YOUR GOAL:
Copy the data below word for word, leaving the picture out of your answer.
=====
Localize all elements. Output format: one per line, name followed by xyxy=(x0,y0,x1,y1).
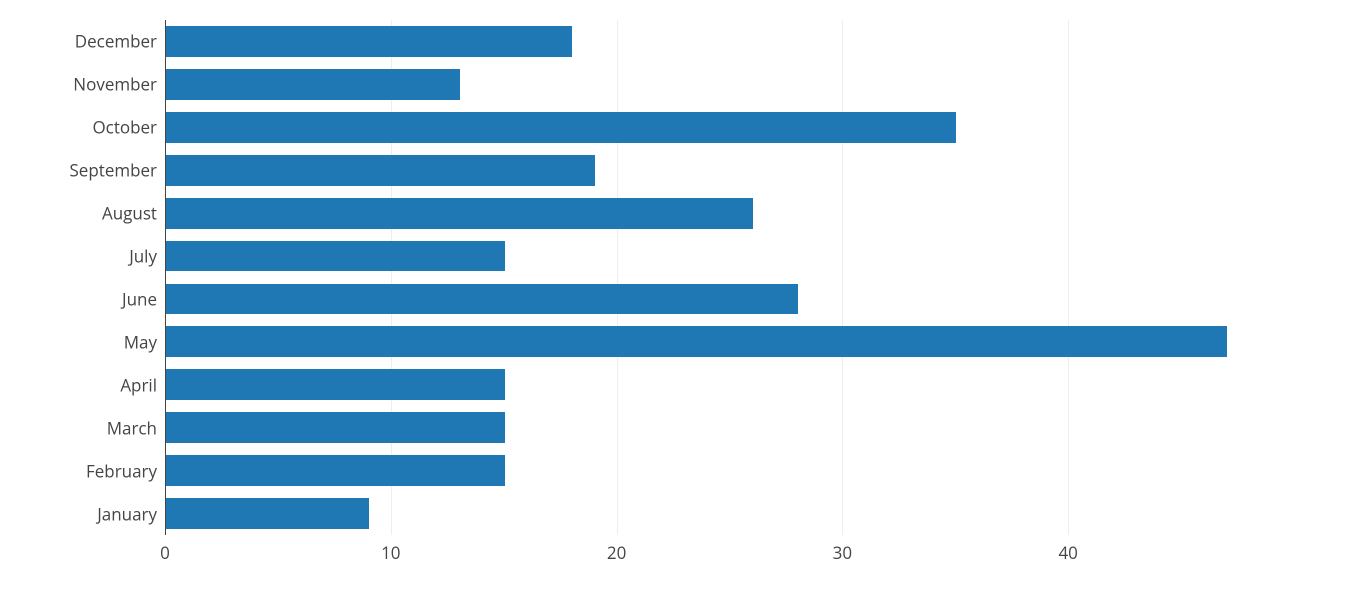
bar[interactable] xyxy=(166,412,505,443)
bar[interactable] xyxy=(166,284,798,315)
plot-area: 010203040DecemberNovemberOctoberSeptembe… xyxy=(165,20,1294,535)
bar[interactable] xyxy=(166,198,753,229)
bar[interactable] xyxy=(166,241,505,272)
y-tick-label: December xyxy=(75,30,165,53)
y-tick-label: April xyxy=(120,373,165,396)
y-tick-label: September xyxy=(69,159,165,182)
bar[interactable] xyxy=(166,369,505,400)
x-tick-label: 40 xyxy=(1058,535,1077,564)
x-tick-label: 10 xyxy=(381,535,400,564)
y-tick-label: July xyxy=(129,245,165,268)
gridline xyxy=(617,20,618,535)
y-tick-label: June xyxy=(122,287,165,310)
gridline xyxy=(1068,20,1069,535)
y-tick-label: October xyxy=(92,116,165,139)
bar[interactable] xyxy=(166,112,956,143)
x-tick-label: 30 xyxy=(833,535,852,564)
x-tick-label: 20 xyxy=(607,535,626,564)
bar[interactable] xyxy=(166,498,369,529)
y-tick-label: March xyxy=(107,416,165,439)
bar[interactable] xyxy=(166,69,460,100)
monthly-bar-chart: 0 10 20 30 40 December November October Septembe… xyxy=(0,0,1364,590)
y-tick-label: November xyxy=(73,73,165,96)
gridline xyxy=(842,20,843,535)
bar[interactable] xyxy=(166,326,1227,357)
y-tick-label: January xyxy=(97,502,165,525)
y-tick-label: August xyxy=(102,202,165,225)
y-tick-label: February xyxy=(86,459,165,482)
bar[interactable] xyxy=(166,455,505,486)
bar[interactable] xyxy=(166,155,595,186)
y-tick-label: May xyxy=(124,330,165,353)
bar[interactable] xyxy=(166,26,572,57)
x-tick-label: 0 xyxy=(160,535,170,564)
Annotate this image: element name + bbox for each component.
=====
CORRECT RESPONSE:
Localize all elements. Output format: one per line, name followed by xyxy=(x0,y0,x1,y1).
bar[interactable] xyxy=(166,412,505,443)
bar[interactable] xyxy=(166,284,798,315)
plot-area: 010203040DecemberNovemberOctoberSeptembe… xyxy=(165,20,1294,535)
bar[interactable] xyxy=(166,198,753,229)
bar[interactable] xyxy=(166,241,505,272)
y-tick-label: December xyxy=(75,30,165,53)
y-tick-label: April xyxy=(120,373,165,396)
y-tick-label: September xyxy=(69,159,165,182)
bar[interactable] xyxy=(166,369,505,400)
x-tick-label: 40 xyxy=(1058,535,1077,564)
x-tick-label: 10 xyxy=(381,535,400,564)
y-tick-label: July xyxy=(129,245,165,268)
gridline xyxy=(617,20,618,535)
y-tick-label: June xyxy=(122,287,165,310)
gridline xyxy=(1068,20,1069,535)
y-tick-label: October xyxy=(92,116,165,139)
bar[interactable] xyxy=(166,112,956,143)
x-tick-label: 30 xyxy=(833,535,852,564)
x-tick-label: 20 xyxy=(607,535,626,564)
bar[interactable] xyxy=(166,498,369,529)
y-tick-label: March xyxy=(107,416,165,439)
bar[interactable] xyxy=(166,69,460,100)
monthly-bar-chart: 0 10 20 30 40 December November October Septembe… xyxy=(0,0,1364,590)
y-tick-label: November xyxy=(73,73,165,96)
gridline xyxy=(842,20,843,535)
bar[interactable] xyxy=(166,326,1227,357)
y-tick-label: January xyxy=(97,502,165,525)
y-tick-label: August xyxy=(102,202,165,225)
y-tick-label: February xyxy=(86,459,165,482)
bar[interactable] xyxy=(166,455,505,486)
bar[interactable] xyxy=(166,155,595,186)
y-tick-label: May xyxy=(124,330,165,353)
bar[interactable] xyxy=(166,26,572,57)
x-tick-label: 0 xyxy=(160,535,170,564)
Annotate this image: element name + bbox for each component.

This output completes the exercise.